- _Task_
Print the listing as it stands, omitting all images.

━━ Records for the exercise

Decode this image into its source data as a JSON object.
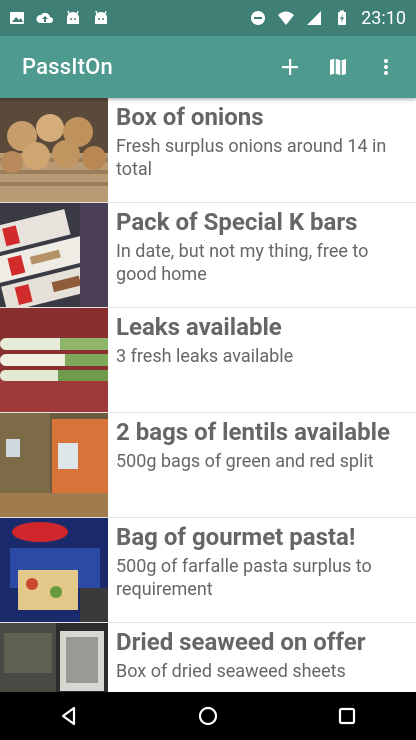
{
  "status_bar": {
    "time": "23:10",
    "left_icons": [
      "image-icon",
      "cloud-upload-icon",
      "android-icon",
      "android-icon"
    ],
    "right_icons": [
      "do-not-disturb-icon",
      "wifi-icon",
      "signal-icon",
      "battery-charging-icon"
    ]
  },
  "app_bar": {
    "title": "PassItOn",
    "actions": [
      "add-icon",
      "map-icon",
      "more-vert-icon"
    ]
  },
  "items": [
    {
      "title": "Box of onions",
      "desc": "Fresh surplus onions around 14 in total"
    },
    {
      "title": "Pack of Special K bars",
      "desc": "In date, but not my thing, free to good home"
    },
    {
      "title": "Leaks available",
      "desc": "3 fresh leaks available"
    },
    {
      "title": "2 bags of lentils available",
      "desc": "500g bags of green and red split"
    },
    {
      "title": "Bag of gourmet pasta!",
      "desc": "500g of farfalle pasta surplus to requirement"
    },
    {
      "title": "Dried seaweed on offer",
      "desc": "Box of dried seaweed sheets"
    }
  ],
  "colors": {
    "status_bar": "#3f7f76",
    "app_bar": "#4e9a8e",
    "text": "#666666"
  },
  "nav": [
    "back-icon",
    "home-icon",
    "recents-icon"
  ]
}
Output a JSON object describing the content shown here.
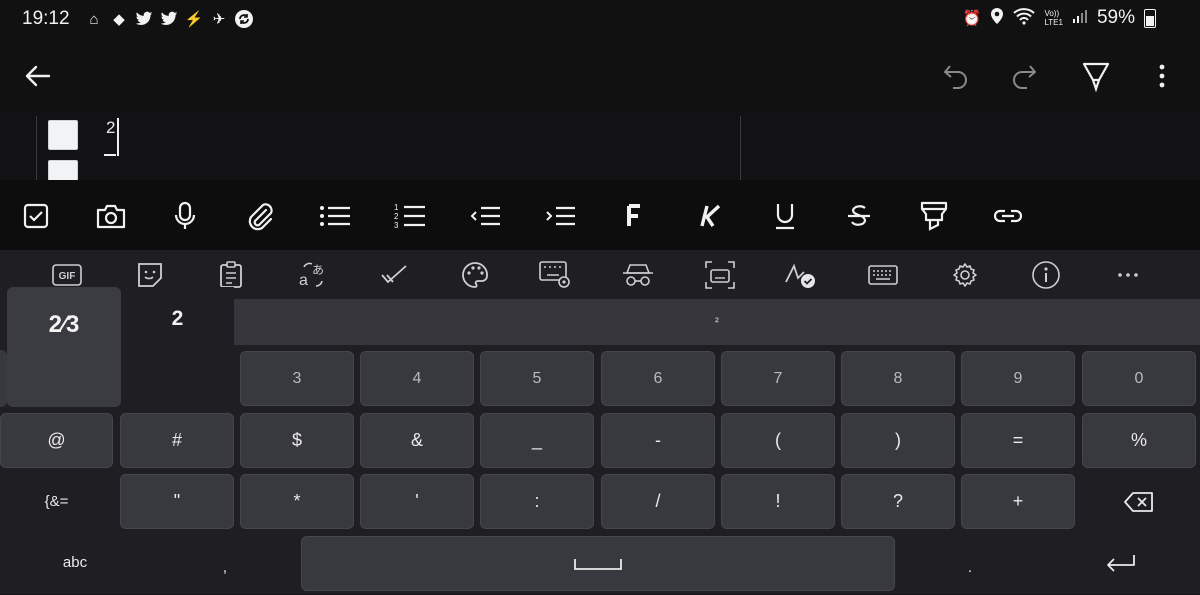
{
  "status": {
    "time": "19:12",
    "battery": "59%",
    "network": "LTE1",
    "volte": "Vo))",
    "icons_left": [
      "home-app-icon",
      "cloud-icon",
      "twitter-icon",
      "twitter-icon",
      "bolt-icon",
      "plane-icon",
      "sync-icon"
    ]
  },
  "note": {
    "line1": "2"
  },
  "suggestions": {
    "fraction": "2⁄3",
    "plain": "2",
    "superscript": "²"
  },
  "keyboard": {
    "row1": [
      "3",
      "4",
      "5",
      "6",
      "7",
      "8",
      "9",
      "0"
    ],
    "row2": [
      "@",
      "#",
      "$",
      "&",
      "_",
      "-",
      "(",
      ")",
      "=",
      "%"
    ],
    "row3_left": "{&=",
    "row3": [
      "\"",
      "*",
      "'",
      ":",
      "/",
      "!",
      "?",
      "+"
    ],
    "row4": {
      "abc": "abc",
      "comma": ",",
      "period": "."
    }
  }
}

━━━━

- _Output_
Decode this image into its source data as a JSON object.
{
  "status_bar": {
    "time": "23:10",
    "left_icons": [
      "image-icon",
      "cloud-upload-icon",
      "android-icon",
      "android-icon"
    ],
    "right_icons": [
      "do-not-disturb-icon",
      "wifi-icon",
      "signal-icon",
      "battery-charging-icon"
    ]
  },
  "app_bar": {
    "title": "PassItOn",
    "actions": [
      "add-icon",
      "map-icon",
      "more-vert-icon"
    ]
  },
  "items": [
    {
      "title": "Box of onions",
      "desc": "Fresh surplus onions around 14 in total"
    },
    {
      "title": "Pack of Special K bars",
      "desc": "In date, but not my thing, free to good home"
    },
    {
      "title": "Leaks available",
      "desc": "3 fresh leaks available"
    },
    {
      "title": "2 bags of lentils available",
      "desc": "500g bags of green and red split"
    },
    {
      "title": "Bag of gourmet pasta!",
      "desc": "500g of farfalle pasta surplus to requirement"
    },
    {
      "title": "Dried seaweed on offer",
      "desc": "Box of dried seaweed sheets"
    }
  ],
  "colors": {
    "status_bar": "#3f7f76",
    "app_bar": "#4e9a8e",
    "text": "#666666"
  },
  "nav": [
    "back-icon",
    "home-icon",
    "recents-icon"
  ]
}
Output a JSON object describing the content shown here.
{
  "status": {
    "time": "19:12",
    "battery": "59%",
    "network": "LTE1",
    "volte": "Vo))",
    "icons_left": [
      "home-app-icon",
      "cloud-icon",
      "twitter-icon",
      "twitter-icon",
      "bolt-icon",
      "plane-icon",
      "sync-icon"
    ]
  },
  "note": {
    "line1": "2"
  },
  "suggestions": {
    "fraction": "2⁄3",
    "plain": "2",
    "superscript": "²"
  },
  "keyboard": {
    "row1": [
      "3",
      "4",
      "5",
      "6",
      "7",
      "8",
      "9",
      "0"
    ],
    "row2": [
      "@",
      "#",
      "$",
      "&",
      "_",
      "-",
      "(",
      ")",
      "=",
      "%"
    ],
    "row3_left": "{&=",
    "row3": [
      "\"",
      "*",
      "'",
      ":",
      "/",
      "!",
      "?",
      "+"
    ],
    "row4": {
      "abc": "abc",
      "comma": ",",
      "period": "."
    }
  }
}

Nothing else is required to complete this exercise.